**Job**: Word for word, restate every line of the material.

(Figure record listings)

┌──

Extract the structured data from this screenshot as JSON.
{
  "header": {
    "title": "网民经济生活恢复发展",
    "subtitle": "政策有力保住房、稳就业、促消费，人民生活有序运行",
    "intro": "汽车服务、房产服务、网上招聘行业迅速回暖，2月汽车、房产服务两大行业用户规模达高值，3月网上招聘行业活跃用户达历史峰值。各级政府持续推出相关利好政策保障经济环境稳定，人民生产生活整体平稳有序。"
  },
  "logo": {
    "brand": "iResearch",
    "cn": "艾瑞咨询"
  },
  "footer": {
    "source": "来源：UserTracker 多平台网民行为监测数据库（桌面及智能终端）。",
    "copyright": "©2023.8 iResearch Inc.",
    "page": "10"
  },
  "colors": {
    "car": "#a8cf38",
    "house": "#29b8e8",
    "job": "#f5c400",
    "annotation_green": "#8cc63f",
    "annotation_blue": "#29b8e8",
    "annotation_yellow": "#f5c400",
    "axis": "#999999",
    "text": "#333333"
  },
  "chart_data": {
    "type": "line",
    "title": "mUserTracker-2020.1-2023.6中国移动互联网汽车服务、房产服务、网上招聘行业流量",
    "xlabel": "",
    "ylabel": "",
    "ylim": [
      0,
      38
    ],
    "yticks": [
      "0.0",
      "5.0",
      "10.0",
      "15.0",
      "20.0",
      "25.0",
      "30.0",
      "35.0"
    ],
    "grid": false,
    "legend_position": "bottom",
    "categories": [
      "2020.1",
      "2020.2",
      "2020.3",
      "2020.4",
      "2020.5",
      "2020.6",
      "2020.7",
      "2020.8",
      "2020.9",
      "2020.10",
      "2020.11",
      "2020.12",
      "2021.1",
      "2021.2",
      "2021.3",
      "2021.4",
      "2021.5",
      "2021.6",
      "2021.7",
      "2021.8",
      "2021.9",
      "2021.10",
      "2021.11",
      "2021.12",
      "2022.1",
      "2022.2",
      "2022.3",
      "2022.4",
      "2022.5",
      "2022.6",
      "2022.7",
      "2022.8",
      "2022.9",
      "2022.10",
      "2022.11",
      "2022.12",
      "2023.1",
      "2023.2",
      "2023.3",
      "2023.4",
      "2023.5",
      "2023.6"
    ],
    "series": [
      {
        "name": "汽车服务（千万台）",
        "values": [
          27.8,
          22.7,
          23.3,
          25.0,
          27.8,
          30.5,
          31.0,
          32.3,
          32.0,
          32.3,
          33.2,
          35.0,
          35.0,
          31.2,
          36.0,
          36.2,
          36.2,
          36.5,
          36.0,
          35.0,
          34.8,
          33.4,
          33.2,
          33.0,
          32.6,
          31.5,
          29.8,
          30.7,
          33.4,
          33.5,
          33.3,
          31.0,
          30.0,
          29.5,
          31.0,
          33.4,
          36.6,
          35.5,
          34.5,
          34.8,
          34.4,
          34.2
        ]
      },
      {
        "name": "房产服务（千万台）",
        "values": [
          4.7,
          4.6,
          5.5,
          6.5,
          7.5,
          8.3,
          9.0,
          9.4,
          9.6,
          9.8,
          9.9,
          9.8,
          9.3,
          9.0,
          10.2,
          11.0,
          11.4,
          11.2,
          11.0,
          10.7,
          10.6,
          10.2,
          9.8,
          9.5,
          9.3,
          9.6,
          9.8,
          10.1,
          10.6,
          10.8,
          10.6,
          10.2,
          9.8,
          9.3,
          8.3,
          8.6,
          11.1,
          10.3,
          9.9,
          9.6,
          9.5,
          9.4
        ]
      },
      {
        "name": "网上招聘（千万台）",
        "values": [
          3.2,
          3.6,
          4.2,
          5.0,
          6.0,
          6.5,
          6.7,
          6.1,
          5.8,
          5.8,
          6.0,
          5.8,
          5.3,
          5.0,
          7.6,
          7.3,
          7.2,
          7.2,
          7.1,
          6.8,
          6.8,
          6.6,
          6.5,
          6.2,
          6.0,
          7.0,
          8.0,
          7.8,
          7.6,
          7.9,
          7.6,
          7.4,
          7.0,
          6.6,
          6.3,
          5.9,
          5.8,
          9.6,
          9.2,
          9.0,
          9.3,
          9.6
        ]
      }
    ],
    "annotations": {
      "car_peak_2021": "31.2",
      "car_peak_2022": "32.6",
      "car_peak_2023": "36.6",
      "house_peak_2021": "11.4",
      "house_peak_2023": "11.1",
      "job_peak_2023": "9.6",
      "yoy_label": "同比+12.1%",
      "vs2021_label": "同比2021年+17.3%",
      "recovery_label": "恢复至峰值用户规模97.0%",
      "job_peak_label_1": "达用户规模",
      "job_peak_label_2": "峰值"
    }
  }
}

└──

**Final result**:
Extract the structured data from this screenshot as JSON.
{
  "header": {
    "title": "网民经济生活恢复发展",
    "subtitle": "政策有力保住房、稳就业、促消费，人民生活有序运行",
    "intro": "汽车服务、房产服务、网上招聘行业迅速回暖，2月汽车、房产服务两大行业用户规模达高值，3月网上招聘行业活跃用户达历史峰值。各级政府持续推出相关利好政策保障经济环境稳定，人民生产生活整体平稳有序。"
  },
  "logo": {
    "brand": "iResearch",
    "cn": "艾瑞咨询"
  },
  "footer": {
    "source": "来源：UserTracker 多平台网民行为监测数据库（桌面及智能终端）。",
    "copyright": "©2023.8 iResearch Inc.",
    "page": "10"
  },
  "colors": {
    "car": "#a8cf38",
    "house": "#29b8e8",
    "job": "#f5c400",
    "annotation_green": "#8cc63f",
    "annotation_blue": "#29b8e8",
    "annotation_yellow": "#f5c400",
    "axis": "#999999",
    "text": "#333333"
  },
  "chart_data": {
    "type": "line",
    "title": "mUserTracker-2020.1-2023.6中国移动互联网汽车服务、房产服务、网上招聘行业流量",
    "xlabel": "",
    "ylabel": "",
    "ylim": [
      0,
      38
    ],
    "yticks": [
      "0.0",
      "5.0",
      "10.0",
      "15.0",
      "20.0",
      "25.0",
      "30.0",
      "35.0"
    ],
    "grid": false,
    "legend_position": "bottom",
    "categories": [
      "2020.1",
      "2020.2",
      "2020.3",
      "2020.4",
      "2020.5",
      "2020.6",
      "2020.7",
      "2020.8",
      "2020.9",
      "2020.10",
      "2020.11",
      "2020.12",
      "2021.1",
      "2021.2",
      "2021.3",
      "2021.4",
      "2021.5",
      "2021.6",
      "2021.7",
      "2021.8",
      "2021.9",
      "2021.10",
      "2021.11",
      "2021.12",
      "2022.1",
      "2022.2",
      "2022.3",
      "2022.4",
      "2022.5",
      "2022.6",
      "2022.7",
      "2022.8",
      "2022.9",
      "2022.10",
      "2022.11",
      "2022.12",
      "2023.1",
      "2023.2",
      "2023.3",
      "2023.4",
      "2023.5",
      "2023.6"
    ],
    "series": [
      {
        "name": "汽车服务（千万台）",
        "values": [
          27.8,
          22.7,
          23.3,
          25.0,
          27.8,
          30.5,
          31.0,
          32.3,
          32.0,
          32.3,
          33.2,
          35.0,
          35.0,
          31.2,
          36.0,
          36.2,
          36.2,
          36.5,
          36.0,
          35.0,
          34.8,
          33.4,
          33.2,
          33.0,
          32.6,
          31.5,
          29.8,
          30.7,
          33.4,
          33.5,
          33.3,
          31.0,
          30.0,
          29.5,
          31.0,
          33.4,
          36.6,
          35.5,
          34.5,
          34.8,
          34.4,
          34.2
        ]
      },
      {
        "name": "房产服务（千万台）",
        "values": [
          4.7,
          4.6,
          5.5,
          6.5,
          7.5,
          8.3,
          9.0,
          9.4,
          9.6,
          9.8,
          9.9,
          9.8,
          9.3,
          9.0,
          10.2,
          11.0,
          11.4,
          11.2,
          11.0,
          10.7,
          10.6,
          10.2,
          9.8,
          9.5,
          9.3,
          9.6,
          9.8,
          10.1,
          10.6,
          10.8,
          10.6,
          10.2,
          9.8,
          9.3,
          8.3,
          8.6,
          11.1,
          10.3,
          9.9,
          9.6,
          9.5,
          9.4
        ]
      },
      {
        "name": "网上招聘（千万台）",
        "values": [
          3.2,
          3.6,
          4.2,
          5.0,
          6.0,
          6.5,
          6.7,
          6.1,
          5.8,
          5.8,
          6.0,
          5.8,
          5.3,
          5.0,
          7.6,
          7.3,
          7.2,
          7.2,
          7.1,
          6.8,
          6.8,
          6.6,
          6.5,
          6.2,
          6.0,
          7.0,
          8.0,
          7.8,
          7.6,
          7.9,
          7.6,
          7.4,
          7.0,
          6.6,
          6.3,
          5.9,
          5.8,
          9.6,
          9.2,
          9.0,
          9.3,
          9.6
        ]
      }
    ],
    "annotations": {
      "car_peak_2021": "31.2",
      "car_peak_2022": "32.6",
      "car_peak_2023": "36.6",
      "house_peak_2021": "11.4",
      "house_peak_2023": "11.1",
      "job_peak_2023": "9.6",
      "yoy_label": "同比+12.1%",
      "vs2021_label": "同比2021年+17.3%",
      "recovery_label": "恢复至峰值用户规模97.0%",
      "job_peak_label_1": "达用户规模",
      "job_peak_label_2": "峰值"
    }
  }
}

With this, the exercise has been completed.